Work to do
Quote the data below in full, minus the images.

Excerpts from a figure dataset

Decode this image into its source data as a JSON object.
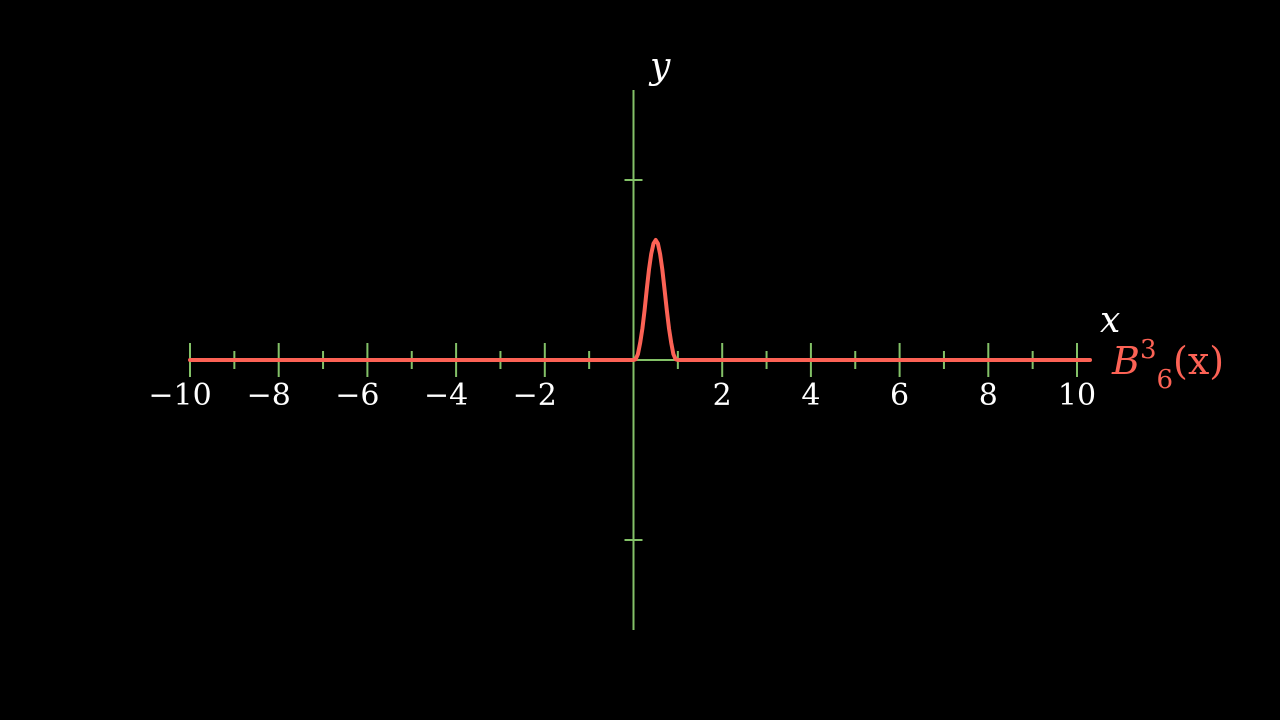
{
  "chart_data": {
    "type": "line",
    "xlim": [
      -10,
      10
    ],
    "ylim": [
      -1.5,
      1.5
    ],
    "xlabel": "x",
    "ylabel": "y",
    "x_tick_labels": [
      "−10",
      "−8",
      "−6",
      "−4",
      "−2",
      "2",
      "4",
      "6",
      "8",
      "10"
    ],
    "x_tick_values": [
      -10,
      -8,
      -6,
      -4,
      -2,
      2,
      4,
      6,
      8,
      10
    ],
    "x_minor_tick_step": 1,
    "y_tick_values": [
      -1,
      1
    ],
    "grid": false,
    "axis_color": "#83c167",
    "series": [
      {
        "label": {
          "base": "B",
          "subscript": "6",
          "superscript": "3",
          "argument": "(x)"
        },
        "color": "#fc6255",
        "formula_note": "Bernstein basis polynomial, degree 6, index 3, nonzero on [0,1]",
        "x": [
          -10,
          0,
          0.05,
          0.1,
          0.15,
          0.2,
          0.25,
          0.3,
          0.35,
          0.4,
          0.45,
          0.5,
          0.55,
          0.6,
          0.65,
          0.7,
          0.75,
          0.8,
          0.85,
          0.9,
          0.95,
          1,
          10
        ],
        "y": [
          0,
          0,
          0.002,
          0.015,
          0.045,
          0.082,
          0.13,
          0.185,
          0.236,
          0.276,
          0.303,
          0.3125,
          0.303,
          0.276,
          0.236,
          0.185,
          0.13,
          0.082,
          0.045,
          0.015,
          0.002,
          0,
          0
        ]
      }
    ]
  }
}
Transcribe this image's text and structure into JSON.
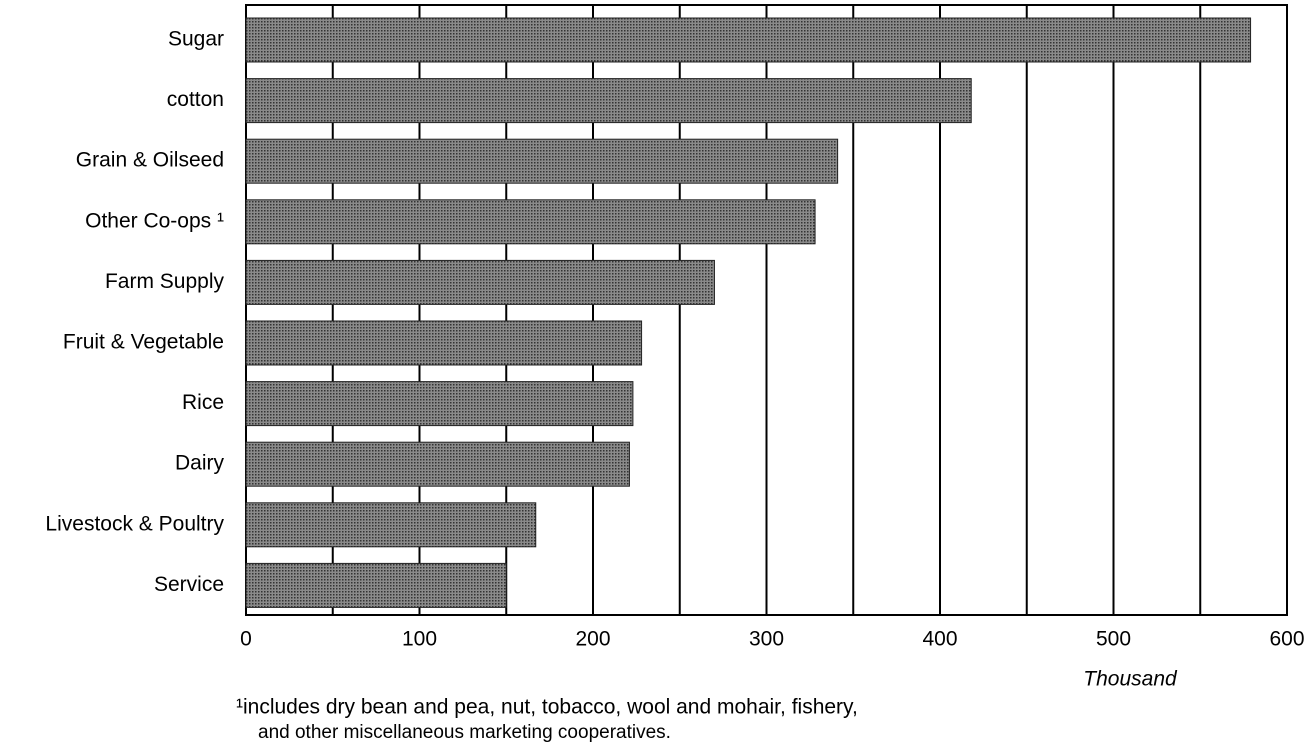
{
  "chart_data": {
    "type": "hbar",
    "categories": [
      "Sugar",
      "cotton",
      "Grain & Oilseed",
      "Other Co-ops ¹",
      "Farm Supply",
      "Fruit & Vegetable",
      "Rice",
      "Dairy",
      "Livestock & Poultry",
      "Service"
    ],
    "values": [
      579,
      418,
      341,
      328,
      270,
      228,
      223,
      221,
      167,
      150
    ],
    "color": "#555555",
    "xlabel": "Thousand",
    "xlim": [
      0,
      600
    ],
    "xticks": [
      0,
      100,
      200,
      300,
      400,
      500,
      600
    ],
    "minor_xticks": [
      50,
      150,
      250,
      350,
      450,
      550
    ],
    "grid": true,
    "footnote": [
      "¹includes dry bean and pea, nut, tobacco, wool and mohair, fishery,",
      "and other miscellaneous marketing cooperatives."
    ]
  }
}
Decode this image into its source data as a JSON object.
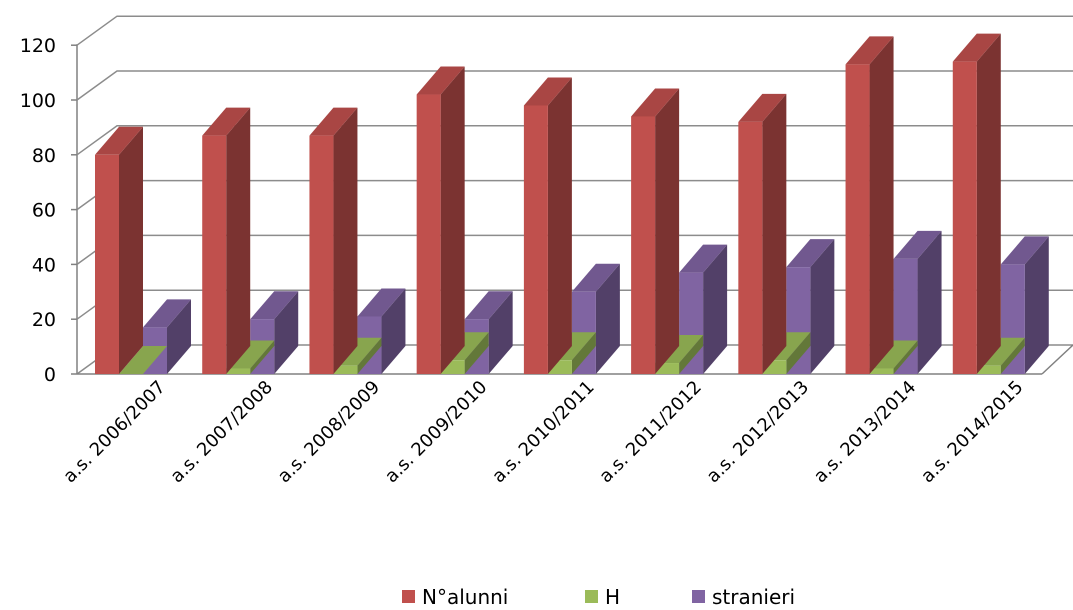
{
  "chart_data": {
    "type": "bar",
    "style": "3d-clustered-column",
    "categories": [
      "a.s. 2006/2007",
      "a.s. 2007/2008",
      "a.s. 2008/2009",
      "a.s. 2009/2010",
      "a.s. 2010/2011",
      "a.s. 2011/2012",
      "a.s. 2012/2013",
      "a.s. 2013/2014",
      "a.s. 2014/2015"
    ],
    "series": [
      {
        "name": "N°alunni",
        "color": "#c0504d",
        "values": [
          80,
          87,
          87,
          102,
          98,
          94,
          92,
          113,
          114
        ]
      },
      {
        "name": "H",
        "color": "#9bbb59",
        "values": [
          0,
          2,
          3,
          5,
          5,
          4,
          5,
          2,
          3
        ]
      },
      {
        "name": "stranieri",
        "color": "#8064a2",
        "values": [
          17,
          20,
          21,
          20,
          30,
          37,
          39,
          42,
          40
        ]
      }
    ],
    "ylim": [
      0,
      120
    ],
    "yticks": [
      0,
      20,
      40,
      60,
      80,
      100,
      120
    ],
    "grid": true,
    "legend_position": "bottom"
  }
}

Response to this exercise
Decode this image into its source data as a JSON object.
{
  "chart_data": {
    "type": "line",
    "xlim": [
      -10,
      10
    ],
    "ylim": [
      -1.5,
      1.5
    ],
    "xlabel": "x",
    "ylabel": "y",
    "x_tick_labels": [
      "−10",
      "−8",
      "−6",
      "−4",
      "−2",
      "2",
      "4",
      "6",
      "8",
      "10"
    ],
    "x_tick_values": [
      -10,
      -8,
      -6,
      -4,
      -2,
      2,
      4,
      6,
      8,
      10
    ],
    "x_minor_tick_step": 1,
    "y_tick_values": [
      -1,
      1
    ],
    "grid": false,
    "axis_color": "#83c167",
    "series": [
      {
        "label": {
          "base": "B",
          "subscript": "6",
          "superscript": "3",
          "argument": "(x)"
        },
        "color": "#fc6255",
        "formula_note": "Bernstein basis polynomial, degree 6, index 3, nonzero on [0,1]",
        "x": [
          -10,
          0,
          0.05,
          0.1,
          0.15,
          0.2,
          0.25,
          0.3,
          0.35,
          0.4,
          0.45,
          0.5,
          0.55,
          0.6,
          0.65,
          0.7,
          0.75,
          0.8,
          0.85,
          0.9,
          0.95,
          1,
          10
        ],
        "y": [
          0,
          0,
          0.002,
          0.015,
          0.045,
          0.082,
          0.13,
          0.185,
          0.236,
          0.276,
          0.303,
          0.3125,
          0.303,
          0.276,
          0.236,
          0.185,
          0.13,
          0.082,
          0.045,
          0.015,
          0.002,
          0,
          0
        ]
      }
    ]
  }
}
Transcribe this image's text and structure into JSON.
{
  "chart_data": {
    "type": "hbar",
    "categories": [
      "Sugar",
      "cotton",
      "Grain & Oilseed",
      "Other Co-ops ¹",
      "Farm Supply",
      "Fruit & Vegetable",
      "Rice",
      "Dairy",
      "Livestock & Poultry",
      "Service"
    ],
    "values": [
      579,
      418,
      341,
      328,
      270,
      228,
      223,
      221,
      167,
      150
    ],
    "color": "#555555",
    "xlabel": "Thousand",
    "xlim": [
      0,
      600
    ],
    "xticks": [
      0,
      100,
      200,
      300,
      400,
      500,
      600
    ],
    "minor_xticks": [
      50,
      150,
      250,
      350,
      450,
      550
    ],
    "grid": true,
    "footnote": [
      "¹includes dry bean and pea, nut, tobacco, wool and mohair, fishery,",
      "and other miscellaneous marketing cooperatives."
    ]
  }
}
Decode this image into its source data as a JSON object.
{
  "chart_data": {
    "type": "bar",
    "style": "3d-clustered-column",
    "categories": [
      "a.s. 2006/2007",
      "a.s. 2007/2008",
      "a.s. 2008/2009",
      "a.s. 2009/2010",
      "a.s. 2010/2011",
      "a.s. 2011/2012",
      "a.s. 2012/2013",
      "a.s. 2013/2014",
      "a.s. 2014/2015"
    ],
    "series": [
      {
        "name": "N°alunni",
        "color": "#c0504d",
        "values": [
          80,
          87,
          87,
          102,
          98,
          94,
          92,
          113,
          114
        ]
      },
      {
        "name": "H",
        "color": "#9bbb59",
        "values": [
          0,
          2,
          3,
          5,
          5,
          4,
          5,
          2,
          3
        ]
      },
      {
        "name": "stranieri",
        "color": "#8064a2",
        "values": [
          17,
          20,
          21,
          20,
          30,
          37,
          39,
          42,
          40
        ]
      }
    ],
    "ylim": [
      0,
      120
    ],
    "yticks": [
      0,
      20,
      40,
      60,
      80,
      100,
      120
    ],
    "grid": true,
    "legend_position": "bottom"
  }
}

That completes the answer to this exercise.